[Start]

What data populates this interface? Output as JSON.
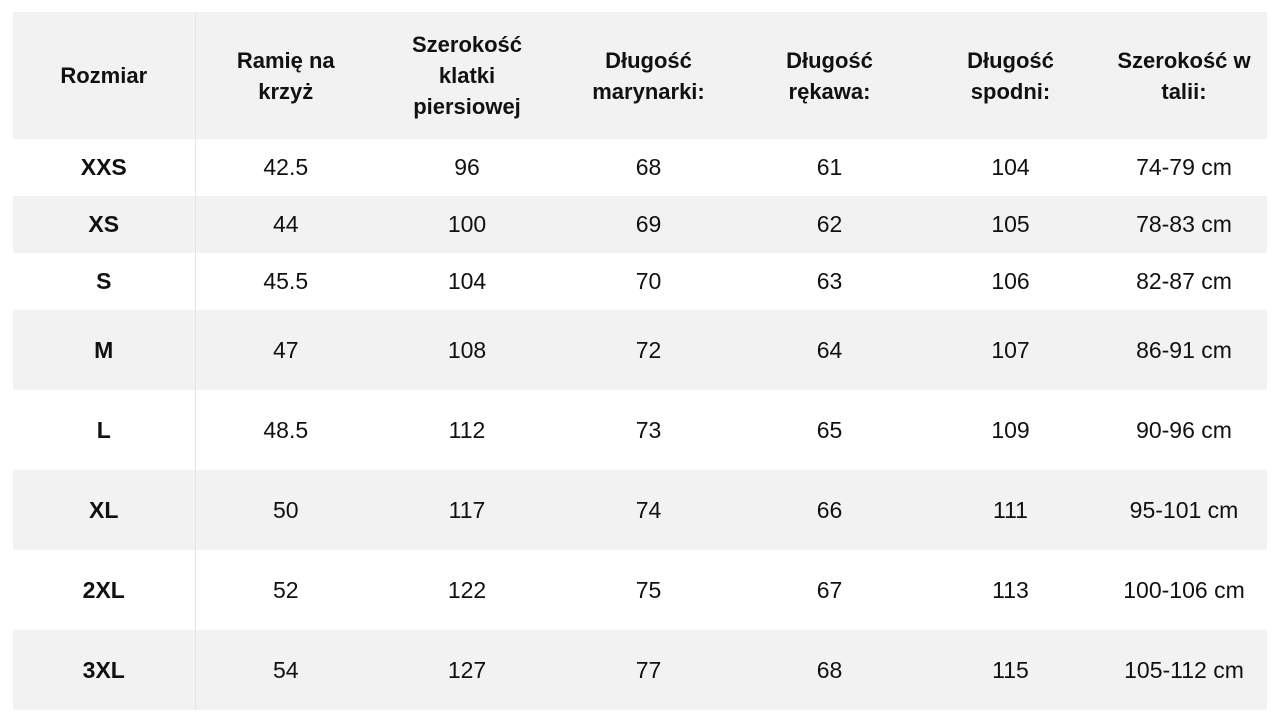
{
  "table": {
    "headers": [
      "Rozmiar",
      "Ramię na krzyż",
      "Szerokość klatki piersiowej",
      "Długość marynarki:",
      "Długość rękawa:",
      "Długość spodni:",
      "Szerokość w talii:"
    ],
    "rows": [
      [
        "XXS",
        "42.5",
        "96",
        "68",
        "61",
        "104",
        "74-79 cm"
      ],
      [
        "XS",
        "44",
        "100",
        "69",
        "62",
        "105",
        "78-83 cm"
      ],
      [
        "S",
        "45.5",
        "104",
        "70",
        "63",
        "106",
        "82-87 cm"
      ],
      [
        "M",
        "47",
        "108",
        "72",
        "64",
        "107",
        "86-91 cm"
      ],
      [
        "L",
        "48.5",
        "112",
        "73",
        "65",
        "109",
        "90-96 cm"
      ],
      [
        "XL",
        "50",
        "117",
        "74",
        "66",
        "111",
        "95-101 cm"
      ],
      [
        "2XL",
        "52",
        "122",
        "75",
        "67",
        "113",
        "100-106 cm"
      ],
      [
        "3XL",
        "54",
        "127",
        "77",
        "68",
        "115",
        "105-112 cm"
      ]
    ]
  },
  "colors": {
    "stripe": "#f2f2f2",
    "background": "#ffffff",
    "text": "#111111"
  }
}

[End]

_Short problem:_ Repeat each entry exactly as given; no pictures belong in the copy.

_Worked solution:_
What data populates this interface? Output as JSON.
{
  "table": {
    "headers": [
      "Rozmiar",
      "Ramię na krzyż",
      "Szerokość klatki piersiowej",
      "Długość marynarki:",
      "Długość rękawa:",
      "Długość spodni:",
      "Szerokość w talii:"
    ],
    "rows": [
      [
        "XXS",
        "42.5",
        "96",
        "68",
        "61",
        "104",
        "74-79 cm"
      ],
      [
        "XS",
        "44",
        "100",
        "69",
        "62",
        "105",
        "78-83 cm"
      ],
      [
        "S",
        "45.5",
        "104",
        "70",
        "63",
        "106",
        "82-87 cm"
      ],
      [
        "M",
        "47",
        "108",
        "72",
        "64",
        "107",
        "86-91 cm"
      ],
      [
        "L",
        "48.5",
        "112",
        "73",
        "65",
        "109",
        "90-96 cm"
      ],
      [
        "XL",
        "50",
        "117",
        "74",
        "66",
        "111",
        "95-101 cm"
      ],
      [
        "2XL",
        "52",
        "122",
        "75",
        "67",
        "113",
        "100-106 cm"
      ],
      [
        "3XL",
        "54",
        "127",
        "77",
        "68",
        "115",
        "105-112 cm"
      ]
    ]
  },
  "colors": {
    "stripe": "#f2f2f2",
    "background": "#ffffff",
    "text": "#111111"
  }
}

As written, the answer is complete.